- Task directions: Please set down all the lines beneath this one exactly, without the pictures.

- Entries supplied:
########################################

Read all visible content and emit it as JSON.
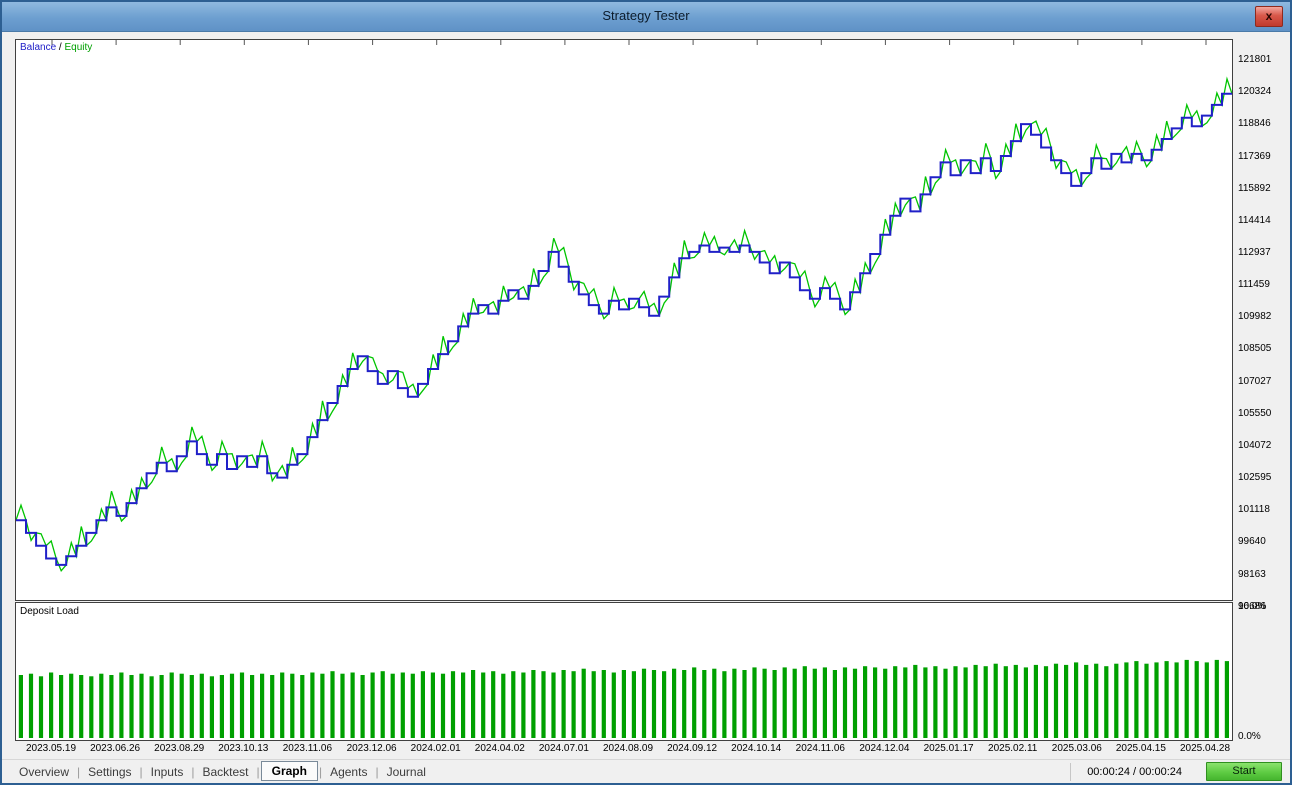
{
  "window": {
    "title": "Strategy Tester",
    "close_glyph": "x"
  },
  "legend": {
    "balance_label": "Balance",
    "separator": " / ",
    "equity_label": "Equity"
  },
  "colors": {
    "balance": "#2020c8",
    "equity": "#00c400",
    "equity_text": "#00a000",
    "deposit_bar": "#00a000",
    "tick": "#555555"
  },
  "y_axis": {
    "labels": [
      "121801",
      "120324",
      "118846",
      "117369",
      "115892",
      "114414",
      "112937",
      "111459",
      "109982",
      "108505",
      "107027",
      "105550",
      "104072",
      "102595",
      "101118",
      "99640",
      "98163",
      "96686"
    ]
  },
  "x_axis": {
    "labels": [
      "2023.05.19",
      "2023.06.26",
      "2023.08.29",
      "2023.10.13",
      "2023.11.06",
      "2023.12.06",
      "2024.02.01",
      "2024.04.02",
      "2024.07.01",
      "2024.08.09",
      "2024.09.12",
      "2024.10.14",
      "2024.11.06",
      "2024.12.04",
      "2025.01.17",
      "2025.02.11",
      "2025.03.06",
      "2025.04.15",
      "2025.04.28"
    ]
  },
  "deposit_panel": {
    "title": "Deposit Load",
    "max_label": "10.0%",
    "min_label": "0.0%"
  },
  "tabs": {
    "items": [
      "Overview",
      "Settings",
      "Inputs",
      "Backtest",
      "Graph",
      "Agents",
      "Journal"
    ],
    "active": "Graph"
  },
  "status": {
    "time": "00:00:24 / 00:00:24",
    "start_label": "Start"
  },
  "chart_data": {
    "type": "line",
    "title": "Balance / Equity backtest curve",
    "ylim": [
      96550,
      122850
    ],
    "y_ticks": [
      121801,
      120324,
      118846,
      117369,
      115892,
      114414,
      112937,
      111459,
      109982,
      108505,
      107027,
      105550,
      104072,
      102595,
      101118,
      99640,
      98163,
      96686
    ],
    "x_tick_labels": [
      "2023.05.19",
      "2023.06.26",
      "2023.08.29",
      "2023.10.13",
      "2023.11.06",
      "2023.12.06",
      "2024.02.01",
      "2024.04.02",
      "2024.07.01",
      "2024.08.09",
      "2024.09.12",
      "2024.10.14",
      "2024.11.06",
      "2024.12.04",
      "2025.01.17",
      "2025.02.11",
      "2025.03.06",
      "2025.04.15",
      "2025.04.28"
    ],
    "series": [
      {
        "name": "Balance",
        "color": "#2020c8",
        "values": [
          100300,
          99700,
          99100,
          98500,
          98200,
          98600,
          99100,
          99700,
          100300,
          100900,
          100500,
          101100,
          101800,
          102500,
          103000,
          102600,
          103300,
          104000,
          103400,
          102900,
          103400,
          102700,
          103300,
          102800,
          103300,
          102500,
          102300,
          102900,
          103400,
          104200,
          105000,
          105800,
          106600,
          107400,
          108000,
          107300,
          106700,
          107300,
          106500,
          106100,
          106700,
          107400,
          108100,
          108700,
          109400,
          110000,
          110400,
          110000,
          110600,
          111100,
          110700,
          111300,
          112000,
          112900,
          112200,
          111500,
          110900,
          110400,
          110000,
          110600,
          110200,
          110700,
          110300,
          109900,
          110800,
          111700,
          112600,
          112900,
          113200,
          112900,
          113100,
          112900,
          113200,
          112900,
          112400,
          111900,
          112400,
          111700,
          111100,
          110700,
          111200,
          110700,
          110200,
          111000,
          111900,
          112800,
          113700,
          114600,
          115400,
          114800,
          115600,
          116400,
          117100,
          116500,
          117200,
          116600,
          117300,
          116700,
          117400,
          118100,
          118900,
          118400,
          117800,
          117200,
          116600,
          116000,
          116600,
          117300,
          116800,
          117500,
          117100,
          117500,
          117200,
          117700,
          118200,
          118700,
          119200,
          118800,
          119300,
          119800,
          120324
        ]
      },
      {
        "name": "Equity",
        "color": "#00c400",
        "spike_pattern": [
          700,
          -350,
          560,
          820,
          -280,
          640,
          900,
          -380,
          520,
          760,
          -240,
          620,
          480,
          -420,
          740,
          580,
          -300,
          680,
          840,
          -260,
          600,
          720,
          -340,
          560
        ]
      }
    ],
    "deposit_load": {
      "type": "bar",
      "unit": "%",
      "ylim": [
        0,
        10
      ],
      "values": [
        5.0,
        5.1,
        4.9,
        5.2,
        5.0,
        5.1,
        5.0,
        4.9,
        5.1,
        5.0,
        5.2,
        5.0,
        5.1,
        4.9,
        5.0,
        5.2,
        5.1,
        5.0,
        5.1,
        4.9,
        5.0,
        5.1,
        5.2,
        5.0,
        5.1,
        5.0,
        5.2,
        5.1,
        5.0,
        5.2,
        5.1,
        5.3,
        5.1,
        5.2,
        5.0,
        5.2,
        5.3,
        5.1,
        5.2,
        5.1,
        5.3,
        5.2,
        5.1,
        5.3,
        5.2,
        5.4,
        5.2,
        5.3,
        5.1,
        5.3,
        5.2,
        5.4,
        5.3,
        5.2,
        5.4,
        5.3,
        5.5,
        5.3,
        5.4,
        5.2,
        5.4,
        5.3,
        5.5,
        5.4,
        5.3,
        5.5,
        5.4,
        5.6,
        5.4,
        5.5,
        5.3,
        5.5,
        5.4,
        5.6,
        5.5,
        5.4,
        5.6,
        5.5,
        5.7,
        5.5,
        5.6,
        5.4,
        5.6,
        5.5,
        5.7,
        5.6,
        5.5,
        5.7,
        5.6,
        5.8,
        5.6,
        5.7,
        5.5,
        5.7,
        5.6,
        5.8,
        5.7,
        5.9,
        5.7,
        5.8,
        5.6,
        5.8,
        5.7,
        5.9,
        5.8,
        6.0,
        5.8,
        5.9,
        5.7,
        5.9,
        6.0,
        6.1,
        5.9,
        6.0,
        6.1,
        6.0,
        6.2,
        6.1,
        6.0,
        6.2,
        6.1
      ]
    }
  }
}
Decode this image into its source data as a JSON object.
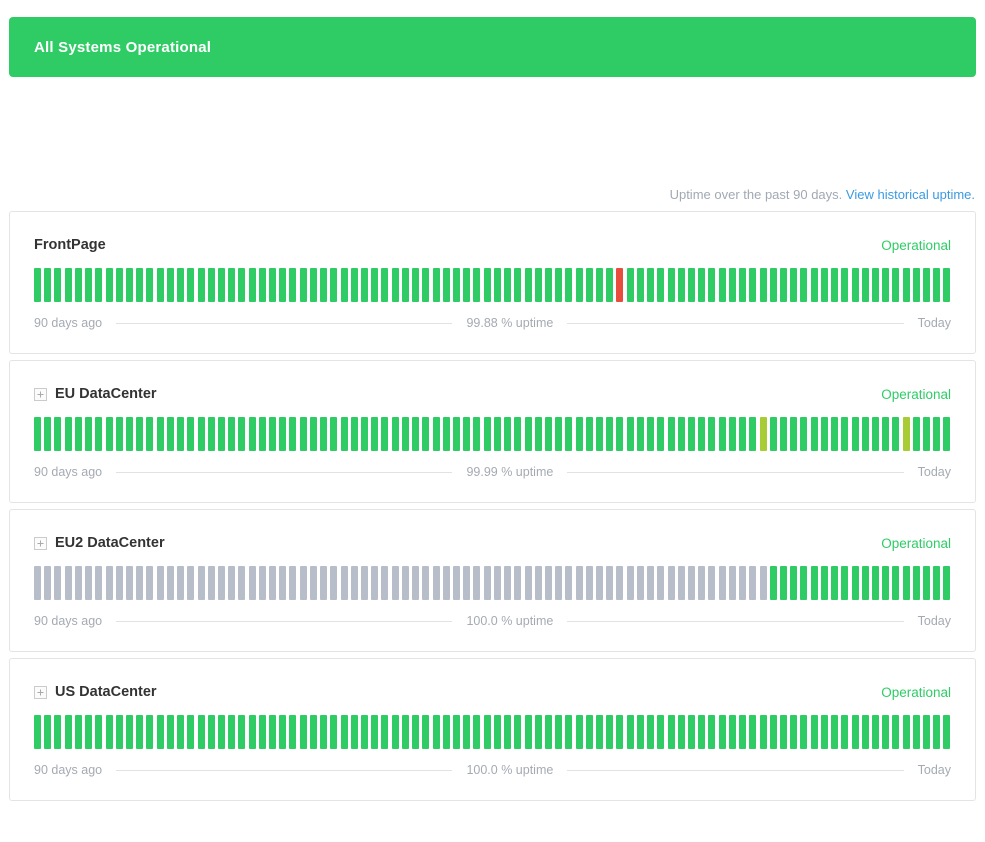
{
  "banner": {
    "text": "All Systems Operational"
  },
  "uptime_header": {
    "prefix": "Uptime over the past 90 days.",
    "link": "View historical uptime."
  },
  "timeline": {
    "start_label": "90 days ago",
    "end_label": "Today"
  },
  "colors": {
    "banner_bg": "#2fcc66",
    "operational": "#2fcc66",
    "major_outage": "#e74c3c",
    "degraded": "#a8cc36",
    "no_data": "#b7bec9",
    "link": "#3b9ae1"
  },
  "services": [
    {
      "name": "FrontPage",
      "status": "Operational",
      "uptime": "99.88 % uptime",
      "expandable": false,
      "bars": [
        {
          "color": "operational",
          "count": 57
        },
        {
          "color": "major_outage",
          "count": 1
        },
        {
          "color": "operational",
          "count": 32
        }
      ]
    },
    {
      "name": "EU DataCenter",
      "status": "Operational",
      "uptime": "99.99 % uptime",
      "expandable": true,
      "bars": [
        {
          "color": "operational",
          "count": 71
        },
        {
          "color": "degraded",
          "count": 1
        },
        {
          "color": "operational",
          "count": 13
        },
        {
          "color": "degraded",
          "count": 1
        },
        {
          "color": "operational",
          "count": 4
        }
      ]
    },
    {
      "name": "EU2 DataCenter",
      "status": "Operational",
      "uptime": "100.0 % uptime",
      "expandable": true,
      "bars": [
        {
          "color": "no_data",
          "count": 72
        },
        {
          "color": "operational",
          "count": 18
        }
      ]
    },
    {
      "name": "US DataCenter",
      "status": "Operational",
      "uptime": "100.0 % uptime",
      "expandable": true,
      "bars": [
        {
          "color": "operational",
          "count": 90
        }
      ]
    }
  ]
}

########################################

- Correct answer:
Read all visible content and emit it as JSON.
{
  "window": {
    "title": "Strategy Tester",
    "close_glyph": "x"
  },
  "legend": {
    "balance_label": "Balance",
    "separator": " / ",
    "equity_label": "Equity"
  },
  "colors": {
    "balance": "#2020c8",
    "equity": "#00c400",
    "equity_text": "#00a000",
    "deposit_bar": "#00a000",
    "tick": "#555555"
  },
  "y_axis": {
    "labels": [
      "121801",
      "120324",
      "118846",
      "117369",
      "115892",
      "114414",
      "112937",
      "111459",
      "109982",
      "108505",
      "107027",
      "105550",
      "104072",
      "102595",
      "101118",
      "99640",
      "98163",
      "96686"
    ]
  },
  "x_axis": {
    "labels": [
      "2023.05.19",
      "2023.06.26",
      "2023.08.29",
      "2023.10.13",
      "2023.11.06",
      "2023.12.06",
      "2024.02.01",
      "2024.04.02",
      "2024.07.01",
      "2024.08.09",
      "2024.09.12",
      "2024.10.14",
      "2024.11.06",
      "2024.12.04",
      "2025.01.17",
      "2025.02.11",
      "2025.03.06",
      "2025.04.15",
      "2025.04.28"
    ]
  },
  "deposit_panel": {
    "title": "Deposit Load",
    "max_label": "10.0%",
    "min_label": "0.0%"
  },
  "tabs": {
    "items": [
      "Overview",
      "Settings",
      "Inputs",
      "Backtest",
      "Graph",
      "Agents",
      "Journal"
    ],
    "active": "Graph"
  },
  "status": {
    "time": "00:00:24 / 00:00:24",
    "start_label": "Start"
  },
  "chart_data": {
    "type": "line",
    "title": "Balance / Equity backtest curve",
    "ylim": [
      96550,
      122850
    ],
    "y_ticks": [
      121801,
      120324,
      118846,
      117369,
      115892,
      114414,
      112937,
      111459,
      109982,
      108505,
      107027,
      105550,
      104072,
      102595,
      101118,
      99640,
      98163,
      96686
    ],
    "x_tick_labels": [
      "2023.05.19",
      "2023.06.26",
      "2023.08.29",
      "2023.10.13",
      "2023.11.06",
      "2023.12.06",
      "2024.02.01",
      "2024.04.02",
      "2024.07.01",
      "2024.08.09",
      "2024.09.12",
      "2024.10.14",
      "2024.11.06",
      "2024.12.04",
      "2025.01.17",
      "2025.02.11",
      "2025.03.06",
      "2025.04.15",
      "2025.04.28"
    ],
    "series": [
      {
        "name": "Balance",
        "color": "#2020c8",
        "values": [
          100300,
          99700,
          99100,
          98500,
          98200,
          98600,
          99100,
          99700,
          100300,
          100900,
          100500,
          101100,
          101800,
          102500,
          103000,
          102600,
          103300,
          104000,
          103400,
          102900,
          103400,
          102700,
          103300,
          102800,
          103300,
          102500,
          102300,
          102900,
          103400,
          104200,
          105000,
          105800,
          106600,
          107400,
          108000,
          107300,
          106700,
          107300,
          106500,
          106100,
          106700,
          107400,
          108100,
          108700,
          109400,
          110000,
          110400,
          110000,
          110600,
          111100,
          110700,
          111300,
          112000,
          112900,
          112200,
          111500,
          110900,
          110400,
          110000,
          110600,
          110200,
          110700,
          110300,
          109900,
          110800,
          111700,
          112600,
          112900,
          113200,
          112900,
          113100,
          112900,
          113200,
          112900,
          112400,
          111900,
          112400,
          111700,
          111100,
          110700,
          111200,
          110700,
          110200,
          111000,
          111900,
          112800,
          113700,
          114600,
          115400,
          114800,
          115600,
          116400,
          117100,
          116500,
          117200,
          116600,
          117300,
          116700,
          117400,
          118100,
          118900,
          118400,
          117800,
          117200,
          116600,
          116000,
          116600,
          117300,
          116800,
          117500,
          117100,
          117500,
          117200,
          117700,
          118200,
          118700,
          119200,
          118800,
          119300,
          119800,
          120324
        ]
      },
      {
        "name": "Equity",
        "color": "#00c400",
        "spike_pattern": [
          700,
          -350,
          560,
          820,
          -280,
          640,
          900,
          -380,
          520,
          760,
          -240,
          620,
          480,
          -420,
          740,
          580,
          -300,
          680,
          840,
          -260,
          600,
          720,
          -340,
          560
        ]
      }
    ],
    "deposit_load": {
      "type": "bar",
      "unit": "%",
      "ylim": [
        0,
        10
      ],
      "values": [
        5.0,
        5.1,
        4.9,
        5.2,
        5.0,
        5.1,
        5.0,
        4.9,
        5.1,
        5.0,
        5.2,
        5.0,
        5.1,
        4.9,
        5.0,
        5.2,
        5.1,
        5.0,
        5.1,
        4.9,
        5.0,
        5.1,
        5.2,
        5.0,
        5.1,
        5.0,
        5.2,
        5.1,
        5.0,
        5.2,
        5.1,
        5.3,
        5.1,
        5.2,
        5.0,
        5.2,
        5.3,
        5.1,
        5.2,
        5.1,
        5.3,
        5.2,
        5.1,
        5.3,
        5.2,
        5.4,
        5.2,
        5.3,
        5.1,
        5.3,
        5.2,
        5.4,
        5.3,
        5.2,
        5.4,
        5.3,
        5.5,
        5.3,
        5.4,
        5.2,
        5.4,
        5.3,
        5.5,
        5.4,
        5.3,
        5.5,
        5.4,
        5.6,
        5.4,
        5.5,
        5.3,
        5.5,
        5.4,
        5.6,
        5.5,
        5.4,
        5.6,
        5.5,
        5.7,
        5.5,
        5.6,
        5.4,
        5.6,
        5.5,
        5.7,
        5.6,
        5.5,
        5.7,
        5.6,
        5.8,
        5.6,
        5.7,
        5.5,
        5.7,
        5.6,
        5.8,
        5.7,
        5.9,
        5.7,
        5.8,
        5.6,
        5.8,
        5.7,
        5.9,
        5.8,
        6.0,
        5.8,
        5.9,
        5.7,
        5.9,
        6.0,
        6.1,
        5.9,
        6.0,
        6.1,
        6.0,
        6.2,
        6.1,
        6.0,
        6.2,
        6.1
      ]
    }
  }
}
Decode this image into its source data as a JSON object.
{
  "banner": {
    "text": "All Systems Operational"
  },
  "uptime_header": {
    "prefix": "Uptime over the past 90 days.",
    "link": "View historical uptime."
  },
  "timeline": {
    "start_label": "90 days ago",
    "end_label": "Today"
  },
  "colors": {
    "banner_bg": "#2fcc66",
    "operational": "#2fcc66",
    "major_outage": "#e74c3c",
    "degraded": "#a8cc36",
    "no_data": "#b7bec9",
    "link": "#3b9ae1"
  },
  "services": [
    {
      "name": "FrontPage",
      "status": "Operational",
      "uptime": "99.88 % uptime",
      "expandable": false,
      "bars": [
        {
          "color": "operational",
          "count": 57
        },
        {
          "color": "major_outage",
          "count": 1
        },
        {
          "color": "operational",
          "count": 32
        }
      ]
    },
    {
      "name": "EU DataCenter",
      "status": "Operational",
      "uptime": "99.99 % uptime",
      "expandable": true,
      "bars": [
        {
          "color": "operational",
          "count": 71
        },
        {
          "color": "degraded",
          "count": 1
        },
        {
          "color": "operational",
          "count": 13
        },
        {
          "color": "degraded",
          "count": 1
        },
        {
          "color": "operational",
          "count": 4
        }
      ]
    },
    {
      "name": "EU2 DataCenter",
      "status": "Operational",
      "uptime": "100.0 % uptime",
      "expandable": true,
      "bars": [
        {
          "color": "no_data",
          "count": 72
        },
        {
          "color": "operational",
          "count": 18
        }
      ]
    },
    {
      "name": "US DataCenter",
      "status": "Operational",
      "uptime": "100.0 % uptime",
      "expandable": true,
      "bars": [
        {
          "color": "operational",
          "count": 90
        }
      ]
    }
  ]
}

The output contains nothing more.